Written request:
Omit all images. Write out the rest of the material exactly.

Records supplied:
────
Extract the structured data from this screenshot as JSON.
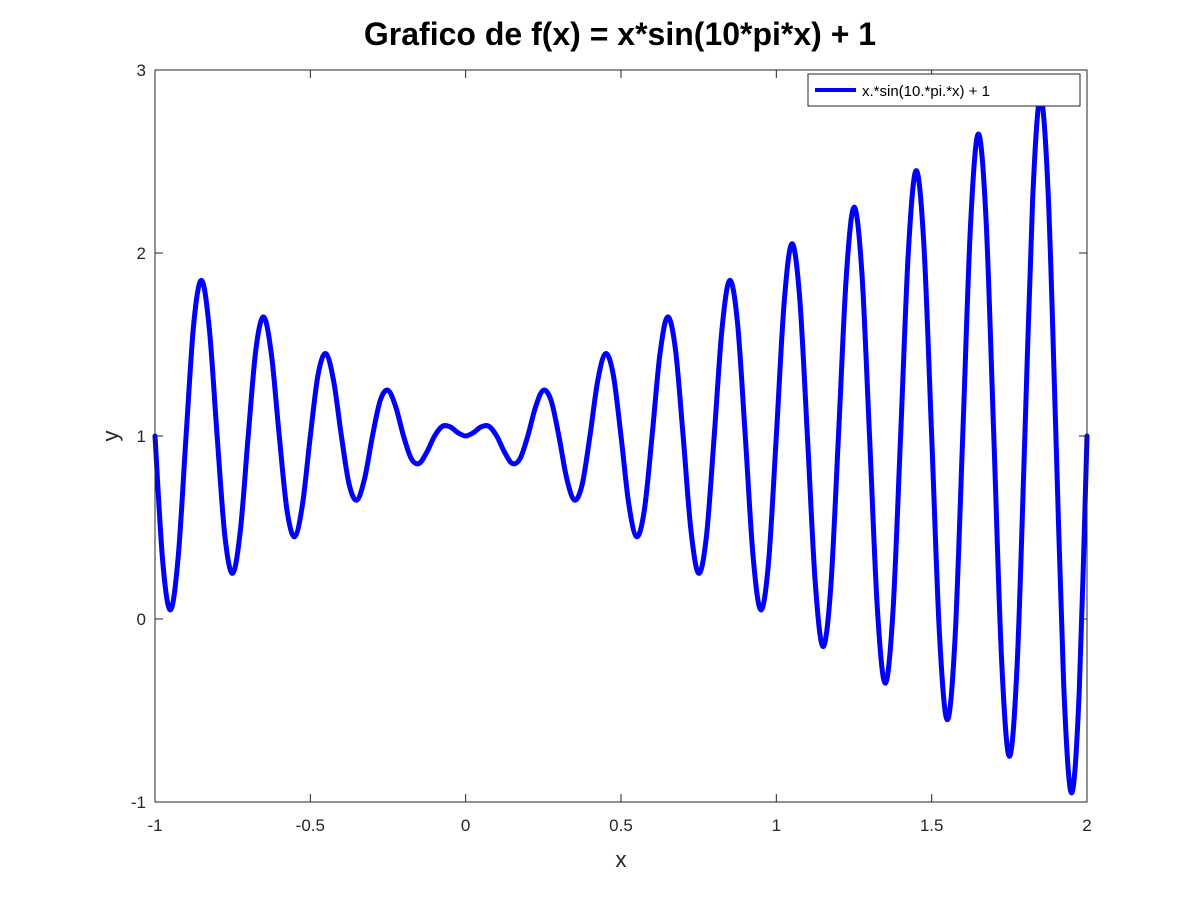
{
  "chart_data": {
    "type": "line",
    "title": "Grafico de f(x) = x*sin(10*pi*x) + 1",
    "xlabel": "x",
    "ylabel": "y",
    "xlim": [
      -1,
      2
    ],
    "ylim": [
      -1,
      3
    ],
    "xticks": [
      -1,
      -0.5,
      0,
      0.5,
      1,
      1.5,
      2
    ],
    "xtick_labels": [
      "-1",
      "-0.5",
      "0",
      "0.5",
      "1",
      "1.5",
      "2"
    ],
    "yticks": [
      -1,
      0,
      1,
      2,
      3
    ],
    "ytick_labels": [
      "-1",
      "0",
      "1",
      "2",
      "3"
    ],
    "grid": false,
    "legend_position": "top-right",
    "series": [
      {
        "name": "x.*sin(10.*pi.*x) + 1",
        "color": "#0000ff",
        "x": [
          -1,
          -0.975,
          -0.95,
          -0.925,
          -0.9,
          -0.875,
          -0.85,
          -0.825,
          -0.8,
          -0.775,
          -0.75,
          -0.725,
          -0.7,
          -0.675,
          -0.65,
          -0.625,
          -0.6,
          -0.575,
          -0.55,
          -0.525,
          -0.5,
          -0.475,
          -0.45,
          -0.425,
          -0.4,
          -0.375,
          -0.35,
          -0.325,
          -0.3,
          -0.275,
          -0.25,
          -0.225,
          -0.2,
          -0.175,
          -0.15,
          -0.125,
          -0.1,
          -0.075,
          -0.05,
          -0.025,
          0,
          0.025,
          0.05,
          0.075,
          0.1,
          0.125,
          0.15,
          0.175,
          0.2,
          0.225,
          0.25,
          0.275,
          0.3,
          0.325,
          0.35,
          0.375,
          0.4,
          0.425,
          0.45,
          0.475,
          0.5,
          0.525,
          0.55,
          0.575,
          0.6,
          0.625,
          0.65,
          0.675,
          0.7,
          0.725,
          0.75,
          0.775,
          0.8,
          0.825,
          0.85,
          0.875,
          0.9,
          0.925,
          0.95,
          0.975,
          1,
          1.025,
          1.05,
          1.075,
          1.1,
          1.125,
          1.15,
          1.175,
          1.2,
          1.225,
          1.25,
          1.275,
          1.3,
          1.325,
          1.35,
          1.375,
          1.4,
          1.425,
          1.45,
          1.475,
          1.5,
          1.525,
          1.55,
          1.575,
          1.6,
          1.625,
          1.65,
          1.675,
          1.7,
          1.725,
          1.75,
          1.775,
          1.8,
          1.825,
          1.85,
          1.875,
          1.9,
          1.925,
          1.95,
          1.975,
          2
        ],
        "y": [
          1,
          0.311,
          0.05,
          0.346,
          1,
          1.619,
          1.85,
          1.583,
          1,
          0.452,
          0.25,
          0.487,
          1,
          1.477,
          1.65,
          1.442,
          1,
          0.593,
          0.45,
          0.629,
          1,
          1.336,
          1.45,
          1.301,
          1,
          0.735,
          0.65,
          0.77,
          1,
          1.194,
          1.25,
          1.159,
          1,
          0.876,
          0.85,
          0.912,
          1,
          1.053,
          1.05,
          1.018,
          1,
          1.018,
          1.05,
          1.053,
          1,
          0.912,
          0.85,
          0.876,
          1,
          1.159,
          1.25,
          1.194,
          1,
          0.77,
          0.65,
          0.735,
          1,
          1.301,
          1.45,
          1.336,
          1,
          0.629,
          0.45,
          0.593,
          1,
          1.442,
          1.65,
          1.477,
          1,
          0.487,
          0.25,
          0.452,
          1,
          1.583,
          1.85,
          1.619,
          1,
          0.346,
          0.05,
          0.311,
          1,
          1.725,
          2.05,
          1.76,
          1,
          0.205,
          -0.15,
          0.169,
          1,
          1.866,
          2.25,
          1.902,
          1,
          0.063,
          -0.35,
          0.028,
          1,
          2.008,
          2.45,
          2.043,
          1,
          -0.078,
          -0.55,
          -0.114,
          1,
          2.149,
          2.65,
          2.185,
          1,
          -0.22,
          -0.75,
          -0.255,
          1,
          2.291,
          2.85,
          2.326,
          1,
          -0.361,
          -0.95,
          -0.396,
          1
        ]
      }
    ]
  }
}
────
Response to the task:
Extract the structured data from this screenshot as JSON.
{
  "chart_data": {
    "type": "line",
    "title": "Grafico de f(x) = x*sin(10*pi*x) + 1",
    "xlabel": "x",
    "ylabel": "y",
    "xlim": [
      -1,
      2
    ],
    "ylim": [
      -1,
      3
    ],
    "xticks": [
      -1,
      -0.5,
      0,
      0.5,
      1,
      1.5,
      2
    ],
    "xtick_labels": [
      "-1",
      "-0.5",
      "0",
      "0.5",
      "1",
      "1.5",
      "2"
    ],
    "yticks": [
      -1,
      0,
      1,
      2,
      3
    ],
    "ytick_labels": [
      "-1",
      "0",
      "1",
      "2",
      "3"
    ],
    "grid": false,
    "legend_position": "top-right",
    "series": [
      {
        "name": "x.*sin(10.*pi.*x) + 1",
        "color": "#0000ff",
        "x": [
          -1,
          -0.975,
          -0.95,
          -0.925,
          -0.9,
          -0.875,
          -0.85,
          -0.825,
          -0.8,
          -0.775,
          -0.75,
          -0.725,
          -0.7,
          -0.675,
          -0.65,
          -0.625,
          -0.6,
          -0.575,
          -0.55,
          -0.525,
          -0.5,
          -0.475,
          -0.45,
          -0.425,
          -0.4,
          -0.375,
          -0.35,
          -0.325,
          -0.3,
          -0.275,
          -0.25,
          -0.225,
          -0.2,
          -0.175,
          -0.15,
          -0.125,
          -0.1,
          -0.075,
          -0.05,
          -0.025,
          0,
          0.025,
          0.05,
          0.075,
          0.1,
          0.125,
          0.15,
          0.175,
          0.2,
          0.225,
          0.25,
          0.275,
          0.3,
          0.325,
          0.35,
          0.375,
          0.4,
          0.425,
          0.45,
          0.475,
          0.5,
          0.525,
          0.55,
          0.575,
          0.6,
          0.625,
          0.65,
          0.675,
          0.7,
          0.725,
          0.75,
          0.775,
          0.8,
          0.825,
          0.85,
          0.875,
          0.9,
          0.925,
          0.95,
          0.975,
          1,
          1.025,
          1.05,
          1.075,
          1.1,
          1.125,
          1.15,
          1.175,
          1.2,
          1.225,
          1.25,
          1.275,
          1.3,
          1.325,
          1.35,
          1.375,
          1.4,
          1.425,
          1.45,
          1.475,
          1.5,
          1.525,
          1.55,
          1.575,
          1.6,
          1.625,
          1.65,
          1.675,
          1.7,
          1.725,
          1.75,
          1.775,
          1.8,
          1.825,
          1.85,
          1.875,
          1.9,
          1.925,
          1.95,
          1.975,
          2
        ],
        "y": [
          1,
          0.311,
          0.05,
          0.346,
          1,
          1.619,
          1.85,
          1.583,
          1,
          0.452,
          0.25,
          0.487,
          1,
          1.477,
          1.65,
          1.442,
          1,
          0.593,
          0.45,
          0.629,
          1,
          1.336,
          1.45,
          1.301,
          1,
          0.735,
          0.65,
          0.77,
          1,
          1.194,
          1.25,
          1.159,
          1,
          0.876,
          0.85,
          0.912,
          1,
          1.053,
          1.05,
          1.018,
          1,
          1.018,
          1.05,
          1.053,
          1,
          0.912,
          0.85,
          0.876,
          1,
          1.159,
          1.25,
          1.194,
          1,
          0.77,
          0.65,
          0.735,
          1,
          1.301,
          1.45,
          1.336,
          1,
          0.629,
          0.45,
          0.593,
          1,
          1.442,
          1.65,
          1.477,
          1,
          0.487,
          0.25,
          0.452,
          1,
          1.583,
          1.85,
          1.619,
          1,
          0.346,
          0.05,
          0.311,
          1,
          1.725,
          2.05,
          1.76,
          1,
          0.205,
          -0.15,
          0.169,
          1,
          1.866,
          2.25,
          1.902,
          1,
          0.063,
          -0.35,
          0.028,
          1,
          2.008,
          2.45,
          2.043,
          1,
          -0.078,
          -0.55,
          -0.114,
          1,
          2.149,
          2.65,
          2.185,
          1,
          -0.22,
          -0.75,
          -0.255,
          1,
          2.291,
          2.85,
          2.326,
          1,
          -0.361,
          -0.95,
          -0.396,
          1
        ]
      }
    ]
  }
}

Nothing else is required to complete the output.